> PROBLEM STATEMENT
Pictures aside, quote the whole listing exactly.

> INFORMATION SUPPLIED
↓↓↓

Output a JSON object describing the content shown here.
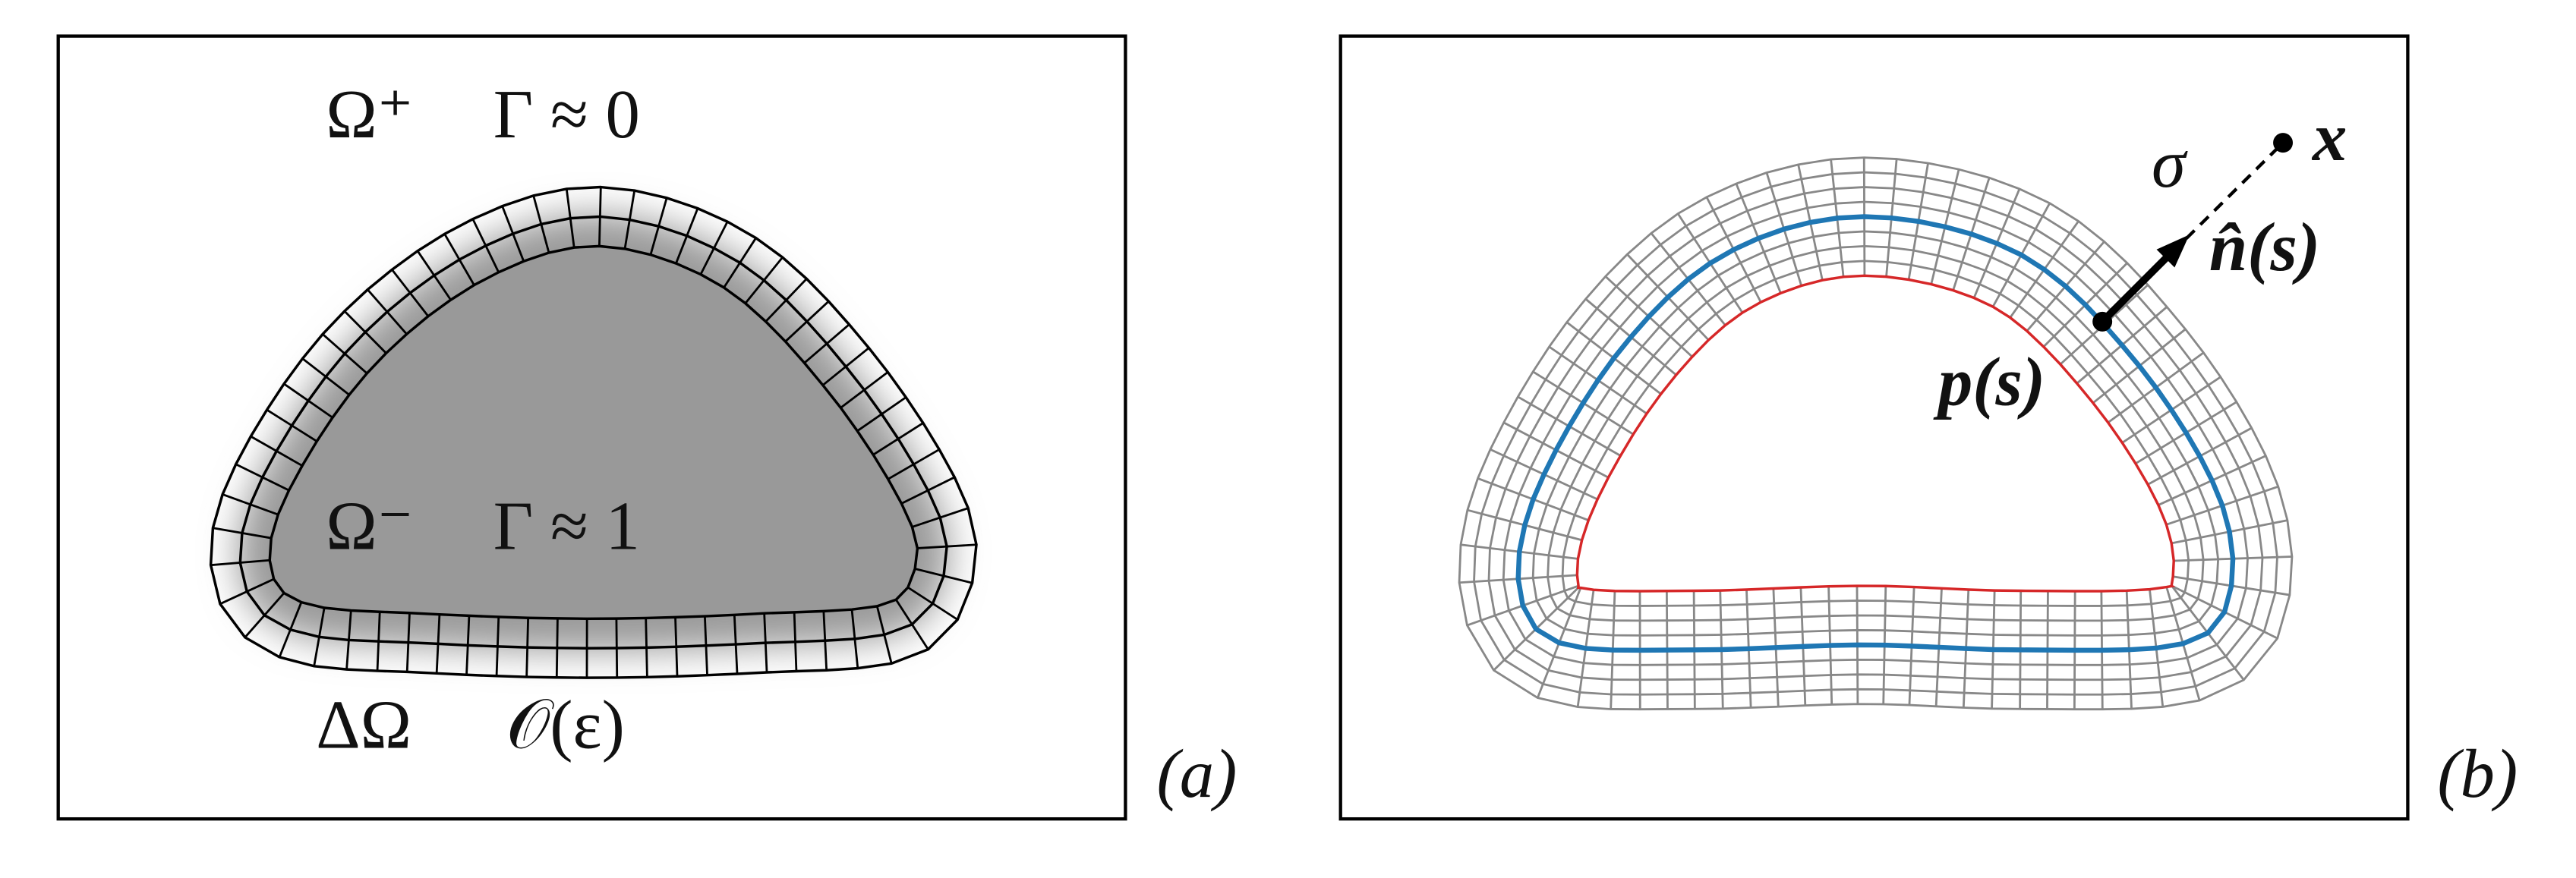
{
  "panel_a": {
    "omega_plus": "Ω⁺",
    "gamma_zero": "Γ ≈ 0",
    "omega_minus": "Ω⁻",
    "gamma_one": "Γ ≈ 1",
    "delta_omega": "ΔΩ",
    "order_eps": "𝒪(ε)",
    "tag": "(a)"
  },
  "panel_b": {
    "sigma": "σ",
    "x": "x",
    "normal": "n̂(s)",
    "point": "p(s)",
    "tag": "(b)"
  }
}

↑↑↑

> CORRECT RESPONSE
Output a JSON object describing the content shown here.
{
  "panel_a": {
    "omega_plus": "Ω⁺",
    "gamma_zero": "Γ ≈ 0",
    "omega_minus": "Ω⁻",
    "gamma_one": "Γ ≈ 1",
    "delta_omega": "ΔΩ",
    "order_eps": "𝒪(ε)",
    "tag": "(a)"
  },
  "panel_b": {
    "sigma": "σ",
    "x": "x",
    "normal": "n̂(s)",
    "point": "p(s)",
    "tag": "(b)"
  }
}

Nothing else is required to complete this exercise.